EXERCICE:
Reproduisez mot pour mot le passage de l'entretien avec Stan Sakai qui s'ouvre sur « Il y a plusieurs » et se clôt sur « lettrage à ce jour. ».

SOURCE:
SAKAI Stan - Actualité manga

Interview de l'auteur

Nous vous proposons aujourd'hui une interview de Stan Sakai, le créateur de Usagi Yojimbo, le célèbre lapin samouraï dont les aventures sont disponibles en France aux éditions Paquet. Monsieur Sakai vivant aux Etats-Unis, cet entretien a été réalisé par mails interposé, grâce à l'aide précieuse de Stéphane Heude, créateur du site Usagi Yojimbo Dojo, la référence web pour les aficionados de cette série.


     
      


Manga-news: Bonjour, Stan Sakai. Rappelez-nous pourquoi et comment vous êtes arrivés dans le monde du comic?
Stan Sakai: J’ai grandi en lisant des BD. La bande dessinée m’a donné mon amour pour les livres en général. Je lisais principalement des histoires de super-héros alors : Spiderman, les 4 Fantastiques, Superman, Batman. J’aimais aussi dessiner, et je pensais que j’en ferai mon métier. C’était donc naturel que je commence éventuellement à faire de la bd. J’étais artiste freelance à Los Angeles, quand j’ai entendu parler d’une compagnie à Seattle qui voulait publier un magazine de bd et cherchait des histoires. Je leur ai envoyé une histoire de 8 pages de Nilson groundthumper pour le premier numéro. La première histoire d’Usagi Yojimbo est apparue dans le numéro suivant, Albedo #2.
    
Photo ci-dessous: Nilson groundthumper (et hermy) dans Albedo.
    
   
    
Il y a plusieurs versions différentes de votre rencontre avec Sergio Aragones. Avez-vous vraiment pris son numéro de téléphone dans le bottin pour l'appeler?
J’ai grandi à Hawaï, et ensuite j’ai déménagé à Los Angeles (il y a plus de 30 ans, ndlr), où je ne connaissais réellement personne. Un ami de Hawaii avait rencontré Sergio une fois, et m’avait dit qu’il vivait dans la région de L.A. J’ai cherché son nom dans le bottin, et lui ai envoyé une lettre en utilisant le nom de mon ami comme introduction. Sergio m’a appelé, et nous sommes amis depuis. Il a enlevé son nom de l’annuaire téléphonique très peu de temps après cependant.
     
Photo ci-dessous: Sergio Aragones est le créateur de la série Groo the wanderer, dont Stan Sakai assure encore le lettrage à ce jour.
      
                     
                                     
Votre façon de lettrer a-t-elle changé depuis vos débuts sur Groo? Travaillez-vous maintenant sur ordinateur avec une version digitalisée de votre lettrage?
Je continue de faire le lettrage à la vieille école, en utilisant un guide de lettrage et des  stylos, directement sur les planches originales. Je n’utilise pas du tout l’ordinateur que ce soit pour le lettrage ou le dessin. Je n’ai pas le temps ou le désir d’apprendre plus que le traitement de texte et internet. J’ai Photoshop depuis 5 ans, mais ne l’ai jamais utilisé.
                       
                     
En jetant un œil sur votre bibliographie, j'ai remarqué que vous aviez lettré une histoire qu'Hiroshi Hirata a dessiné spécialement pour le marché américain: Samurai, son of death, parue chez Eclipse en 1987. Vous souvenez-vous de la façon dont vous avez eu ce travail et si cela vous a apporté quoi que ce soit pour vos propres histoires d'Usagi Yojimbo?

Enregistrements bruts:
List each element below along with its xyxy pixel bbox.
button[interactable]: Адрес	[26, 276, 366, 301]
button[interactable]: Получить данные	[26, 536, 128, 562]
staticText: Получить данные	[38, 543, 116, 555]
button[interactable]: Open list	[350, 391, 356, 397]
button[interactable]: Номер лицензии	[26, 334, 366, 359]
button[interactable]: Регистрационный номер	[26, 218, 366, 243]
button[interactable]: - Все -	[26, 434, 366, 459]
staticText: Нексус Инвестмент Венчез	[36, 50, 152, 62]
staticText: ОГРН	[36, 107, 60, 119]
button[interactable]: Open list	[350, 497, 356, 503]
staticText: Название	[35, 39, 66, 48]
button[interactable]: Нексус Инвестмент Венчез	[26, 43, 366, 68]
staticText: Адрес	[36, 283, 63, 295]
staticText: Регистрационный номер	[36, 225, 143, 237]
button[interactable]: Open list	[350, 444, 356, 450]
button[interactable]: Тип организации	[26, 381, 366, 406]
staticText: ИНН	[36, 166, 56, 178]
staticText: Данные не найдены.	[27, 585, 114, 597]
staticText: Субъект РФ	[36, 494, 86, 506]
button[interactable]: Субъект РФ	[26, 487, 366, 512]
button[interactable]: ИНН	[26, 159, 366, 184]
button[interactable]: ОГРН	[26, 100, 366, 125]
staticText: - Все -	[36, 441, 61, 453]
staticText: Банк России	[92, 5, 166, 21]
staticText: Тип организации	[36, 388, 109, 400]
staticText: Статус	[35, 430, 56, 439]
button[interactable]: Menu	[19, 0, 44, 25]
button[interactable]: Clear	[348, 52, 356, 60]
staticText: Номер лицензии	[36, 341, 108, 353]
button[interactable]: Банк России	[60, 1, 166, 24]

RÉSULTAT:
Il y a plusieurs versions différentes de votre rencontre avec Sergio Aragones. Avez-vous vraiment pris son numéro de téléphone dans le bottin pour l'appeler?
J’ai grandi à Hawaï, et ensuite j’ai déménagé à Los Angeles (il y a plus de 30 ans, ndlr), où je ne connaissais réellement personne. Un ami de Hawaii avait rencontré Sergio une fois, et m’avait dit qu’il vivait dans la région de L.A. J’ai cherché son nom dans le bottin, et lui ai envoyé une lettre en utilisant le nom de mon ami comme introduction. Sergio m’a appelé, et nous sommes amis depuis. Il a enlevé son nom de l’annuaire téléphonique très peu de temps après cependant.
     
Photo ci-dessous: Sergio Aragones est le créateur de la série Groo the wanderer, dont Stan Sakai assure encore le lettrage à ce jour.